___ Page ___

Sunday, June 10, 2018

APOD - The Cat's Eye Nebula from Hubble

Astronomy Picture of the Day

Discover the cosmos! Each day a different image or photograph of our fascinating universe is featured, along with a brief explanation written by a professional astronomer.

2018 June 10
See Explanation.  Clicking on the picture will download  the highest resolution version available.

The Cat's Eye Nebula from Hubble
Image Credit: NASA, ESA, HEIC, and The Hubble Heritage Team (STScI/AURA)

___

> _Exercises to complete_:
1. List every organization or team named in the image credit of the Cat's Eye Nebula page.
2. Resume the Cat's Eye Nebula page after its image credit line.

___ Record set ___

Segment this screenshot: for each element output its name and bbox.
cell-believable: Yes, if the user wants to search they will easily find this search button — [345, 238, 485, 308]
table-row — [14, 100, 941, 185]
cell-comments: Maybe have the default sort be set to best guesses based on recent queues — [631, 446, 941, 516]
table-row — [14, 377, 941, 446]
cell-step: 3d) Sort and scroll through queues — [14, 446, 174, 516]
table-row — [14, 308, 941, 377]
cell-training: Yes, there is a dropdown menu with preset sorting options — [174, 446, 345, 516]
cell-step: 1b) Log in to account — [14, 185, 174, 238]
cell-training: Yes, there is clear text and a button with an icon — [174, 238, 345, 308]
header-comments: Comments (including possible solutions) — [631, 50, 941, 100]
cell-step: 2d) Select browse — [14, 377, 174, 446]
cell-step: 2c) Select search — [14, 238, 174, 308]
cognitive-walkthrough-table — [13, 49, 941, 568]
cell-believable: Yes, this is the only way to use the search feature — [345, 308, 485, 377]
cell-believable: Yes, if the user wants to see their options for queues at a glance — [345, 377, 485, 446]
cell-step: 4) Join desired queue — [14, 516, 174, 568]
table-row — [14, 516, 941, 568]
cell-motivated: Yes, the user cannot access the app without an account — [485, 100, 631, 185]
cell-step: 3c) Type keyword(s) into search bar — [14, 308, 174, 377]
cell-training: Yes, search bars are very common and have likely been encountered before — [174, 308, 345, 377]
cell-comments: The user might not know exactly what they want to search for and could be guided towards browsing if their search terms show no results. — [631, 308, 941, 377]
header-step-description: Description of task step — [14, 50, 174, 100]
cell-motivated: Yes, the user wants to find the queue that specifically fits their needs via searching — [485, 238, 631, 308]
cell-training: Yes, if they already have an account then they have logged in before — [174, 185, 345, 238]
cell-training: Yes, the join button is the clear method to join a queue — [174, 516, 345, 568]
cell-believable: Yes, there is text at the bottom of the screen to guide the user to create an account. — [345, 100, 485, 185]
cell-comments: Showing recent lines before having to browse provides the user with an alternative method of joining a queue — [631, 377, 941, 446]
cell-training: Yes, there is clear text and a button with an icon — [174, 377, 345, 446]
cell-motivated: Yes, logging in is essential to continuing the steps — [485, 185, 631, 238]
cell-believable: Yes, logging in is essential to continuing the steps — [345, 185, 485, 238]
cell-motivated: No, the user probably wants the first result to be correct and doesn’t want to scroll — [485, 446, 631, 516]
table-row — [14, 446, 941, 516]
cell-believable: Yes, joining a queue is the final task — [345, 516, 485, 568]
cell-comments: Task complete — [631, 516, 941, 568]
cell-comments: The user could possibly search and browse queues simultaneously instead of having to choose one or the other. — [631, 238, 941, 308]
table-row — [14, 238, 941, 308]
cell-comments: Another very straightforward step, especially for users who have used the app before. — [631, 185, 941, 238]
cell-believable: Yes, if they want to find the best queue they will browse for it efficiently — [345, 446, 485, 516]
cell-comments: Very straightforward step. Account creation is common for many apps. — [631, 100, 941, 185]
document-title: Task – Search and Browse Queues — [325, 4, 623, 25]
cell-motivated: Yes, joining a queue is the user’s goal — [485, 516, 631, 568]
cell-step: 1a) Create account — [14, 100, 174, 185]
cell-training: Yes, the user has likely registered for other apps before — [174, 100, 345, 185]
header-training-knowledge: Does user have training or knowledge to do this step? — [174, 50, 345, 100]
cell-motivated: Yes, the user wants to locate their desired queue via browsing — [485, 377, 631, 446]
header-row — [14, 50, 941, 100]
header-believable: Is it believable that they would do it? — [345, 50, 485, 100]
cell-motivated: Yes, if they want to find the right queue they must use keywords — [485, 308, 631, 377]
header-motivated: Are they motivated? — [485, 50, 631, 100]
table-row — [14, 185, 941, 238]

___

> _Answers to the exercises_:
1. NASA, ESA, HEIC, The Hubble Heritage Team (STScI/AURA)

2.
Explanation: To some, it may look like a cat's eye. The alluring Cat's Eye nebula, however, lies three thousand light-years from Earth across interstellar space. A classic planetary nebula, the Cat's Eye (NGC 6543) represents a final, brief yet glorious phase in the life of a sun-like star. This nebula's dying central star may have produced the simple, outer pattern of dusty concentric shells by shrugging off outer layers in a series of regular convulsions. But the formation of the beautiful, more complex inner structures is not well understood. Seen so clearly in this digitally sharpened Hubble Space Telescope image, the truly cosmic eye is over half a light-year across. Of course, gazing into this Cat's Eye, astronomers may well be seeing the fate of our sun, destined to enter its own planetary nebula phase of evolution ... in about 5 billion years.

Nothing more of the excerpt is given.